Return the whole listing, keeping every character the same.

### Entries provided
━━━━━━━━

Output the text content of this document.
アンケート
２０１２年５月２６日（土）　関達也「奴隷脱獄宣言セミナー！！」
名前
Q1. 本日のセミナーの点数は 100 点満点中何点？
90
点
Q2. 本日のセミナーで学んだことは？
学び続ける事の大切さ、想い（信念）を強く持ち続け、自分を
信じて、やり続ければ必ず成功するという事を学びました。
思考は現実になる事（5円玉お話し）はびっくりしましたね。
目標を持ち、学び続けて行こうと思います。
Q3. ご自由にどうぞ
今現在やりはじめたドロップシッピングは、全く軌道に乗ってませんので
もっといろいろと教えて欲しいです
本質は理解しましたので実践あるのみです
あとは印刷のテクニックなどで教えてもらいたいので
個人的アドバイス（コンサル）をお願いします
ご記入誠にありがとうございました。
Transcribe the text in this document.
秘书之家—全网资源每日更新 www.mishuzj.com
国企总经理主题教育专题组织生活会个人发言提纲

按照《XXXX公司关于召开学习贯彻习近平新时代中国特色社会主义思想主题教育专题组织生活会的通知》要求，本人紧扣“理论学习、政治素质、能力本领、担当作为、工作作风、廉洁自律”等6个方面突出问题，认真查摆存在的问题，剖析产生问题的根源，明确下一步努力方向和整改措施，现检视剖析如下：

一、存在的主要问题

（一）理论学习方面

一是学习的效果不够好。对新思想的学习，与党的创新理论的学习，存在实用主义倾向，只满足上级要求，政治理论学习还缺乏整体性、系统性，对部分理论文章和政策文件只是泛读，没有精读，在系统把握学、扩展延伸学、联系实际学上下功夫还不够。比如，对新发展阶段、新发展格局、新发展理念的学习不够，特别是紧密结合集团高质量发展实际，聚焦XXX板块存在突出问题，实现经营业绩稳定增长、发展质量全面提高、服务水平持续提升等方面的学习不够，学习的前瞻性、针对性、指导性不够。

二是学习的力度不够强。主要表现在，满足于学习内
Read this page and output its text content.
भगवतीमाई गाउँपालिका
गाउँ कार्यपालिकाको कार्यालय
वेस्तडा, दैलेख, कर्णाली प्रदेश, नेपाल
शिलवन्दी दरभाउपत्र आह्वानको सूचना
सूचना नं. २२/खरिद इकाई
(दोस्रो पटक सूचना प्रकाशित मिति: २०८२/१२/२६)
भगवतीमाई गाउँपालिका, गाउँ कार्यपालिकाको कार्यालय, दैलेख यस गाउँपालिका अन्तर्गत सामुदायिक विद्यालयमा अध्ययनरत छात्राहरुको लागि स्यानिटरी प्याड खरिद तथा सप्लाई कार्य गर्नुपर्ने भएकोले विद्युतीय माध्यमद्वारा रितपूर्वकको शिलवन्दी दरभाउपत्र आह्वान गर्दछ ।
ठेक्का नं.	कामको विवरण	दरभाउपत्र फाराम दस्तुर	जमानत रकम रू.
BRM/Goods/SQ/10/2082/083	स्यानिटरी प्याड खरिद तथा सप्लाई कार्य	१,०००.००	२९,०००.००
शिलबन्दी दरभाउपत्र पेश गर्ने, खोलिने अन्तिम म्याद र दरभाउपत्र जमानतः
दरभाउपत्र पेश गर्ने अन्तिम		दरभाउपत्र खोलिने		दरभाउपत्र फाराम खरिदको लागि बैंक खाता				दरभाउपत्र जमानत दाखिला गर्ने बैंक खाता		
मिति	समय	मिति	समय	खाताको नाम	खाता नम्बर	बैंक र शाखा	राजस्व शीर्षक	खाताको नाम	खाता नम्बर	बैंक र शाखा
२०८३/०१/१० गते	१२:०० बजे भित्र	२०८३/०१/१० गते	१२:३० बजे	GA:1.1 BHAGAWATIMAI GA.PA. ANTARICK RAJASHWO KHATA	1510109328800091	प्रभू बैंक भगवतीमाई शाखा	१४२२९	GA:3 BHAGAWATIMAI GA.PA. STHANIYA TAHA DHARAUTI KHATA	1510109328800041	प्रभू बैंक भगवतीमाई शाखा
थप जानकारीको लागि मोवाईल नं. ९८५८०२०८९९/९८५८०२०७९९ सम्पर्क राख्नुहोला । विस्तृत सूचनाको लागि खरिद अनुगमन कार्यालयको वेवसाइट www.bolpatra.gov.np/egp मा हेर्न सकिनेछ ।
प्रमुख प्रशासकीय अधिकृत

━━━━━━━━

### Answer for the task
Output the text content of this document.
アンケート
２０１２年５月２６日（土）　関達也「奴隷脱獄宣言セミナー！！」
名前
Q1. 本日のセミナーの点数は 100 点満点中何点？
90
点
Q2. 本日のセミナーで学んだことは？
学び続ける事の大切さ、想い（信念）を強く持ち続け、自分を
信じて、やり続ければ必ず成功するという事を学びました。
思考は現実になる事（5円玉お話し）はびっくりしましたね。
目標を持ち、学び続けて行こうと思います。
Q3. ご自由にどうぞ
今現在やりはじめたドロップシッピングは、全く軌道に乗ってませんので
もっといろいろと教えて欲しいです
本質は理解しましたので実践あるのみです
あとは印刷のテクニックなどで教えてもらいたいので
個人的アドバイス（コンサル）をお願いします
ご記入誠にありがとうございました。
Transcribe the text in this document.
秘书之家—全网资源每日更新 www.mishuzj.com
国企总经理主题教育专题组织生活会个人发言提纲

按照《XXXX公司关于召开学习贯彻习近平新时代中国特色社会主义思想主题教育专题组织生活会的通知》要求，本人紧扣“理论学习、政治素质、能力本领、担当作为、工作作风、廉洁自律”等6个方面突出问题，认真查摆存在的问题，剖析产生问题的根源，明确下一步努力方向和整改措施，现检视剖析如下：

一、存在的主要问题

（一）理论学习方面

一是学习的效果不够好。对新思想的学习，与党的创新理论的学习，存在实用主义倾向，只满足上级要求，政治理论学习还缺乏整体性、系统性，对部分理论文章和政策文件只是泛读，没有精读，在系统把握学、扩展延伸学、联系实际学上下功夫还不够。比如，对新发展阶段、新发展格局、新发展理念的学习不够，特别是紧密结合集团高质量发展实际，聚焦XXX板块存在突出问题，实现经营业绩稳定增长、发展质量全面提高、服务水平持续提升等方面的学习不够，学习的前瞻性、针对性、指导性不够。

二是学习的力度不够强。主要表现在，满足于学习内
Read this page and output its text content.
भगवतीमाई गाउँपालिका
गाउँ कार्यपालिकाको कार्यालय
वेस्तडा, दैलेख, कर्णाली प्रदेश, नेपाल
शिलवन्दी दरभाउपत्र आह्वानको सूचना
सूचना नं. २२/खरिद इकाई
(दोस्रो पटक सूचना प्रकाशित मिति: २०८२/१२/२६)
भगवतीमाई गाउँपालिका, गाउँ कार्यपालिकाको कार्यालय, दैलेख यस गाउँपालिका अन्तर्गत सामुदायिक विद्यालयमा अध्ययनरत छात्राहरुको लागि स्यानिटरी प्याड खरिद तथा सप्लाई कार्य गर्नुपर्ने भएकोले विद्युतीय माध्यमद्वारा रितपूर्वकको शिलवन्दी दरभाउपत्र आह्वान गर्दछ ।
ठेक्का नं.	कामको विवरण	दरभाउपत्र फाराम दस्तुर	जमानत रकम रू.
BRM/Goods/SQ/10/2082/083	स्यानिटरी प्याड खरिद तथा सप्लाई कार्य	१,०००.००	२९,०००.००
शिलबन्दी दरभाउपत्र पेश गर्ने, खोलिने अन्तिम म्याद र दरभाउपत्र जमानतः
दरभाउपत्र पेश गर्ने अन्तिम		दरभाउपत्र खोलिने		दरभाउपत्र फाराम खरिदको लागि बैंक खाता				दरभाउपत्र जमानत दाखिला गर्ने बैंक खाता		
मिति	समय	मिति	समय	खाताको नाम	खाता नम्बर	बैंक र शाखा	राजस्व शीर्षक	खाताको नाम	खाता नम्बर	बैंक र शाखा
२०८३/०१/१० गते	१२:०० बजे भित्र	२०८३/०१/१० गते	१२:३० बजे	GA:1.1 BHAGAWATIMAI GA.PA. ANTARICK RAJASHWO KHATA	1510109328800091	प्रभू बैंक भगवतीमाई शाखा	१४२२९	GA:3 BHAGAWATIMAI GA.PA. STHANIYA TAHA DHARAUTI KHATA	1510109328800041	प्रभू बैंक भगवतीमाई शाखा
थप जानकारीको लागि मोवाईल नं. ९८५८०२०८९९/९८५८०२०७९९ सम्पर्क राख्नुहोला । विस्तृत सूचनाको लागि खरिद अनुगमन कार्यालयको वेवसाइट www.bolpatra.gov.np/egp मा हेर्न सकिनेछ ।
प्रमुख प्रशासकीय अधिकृत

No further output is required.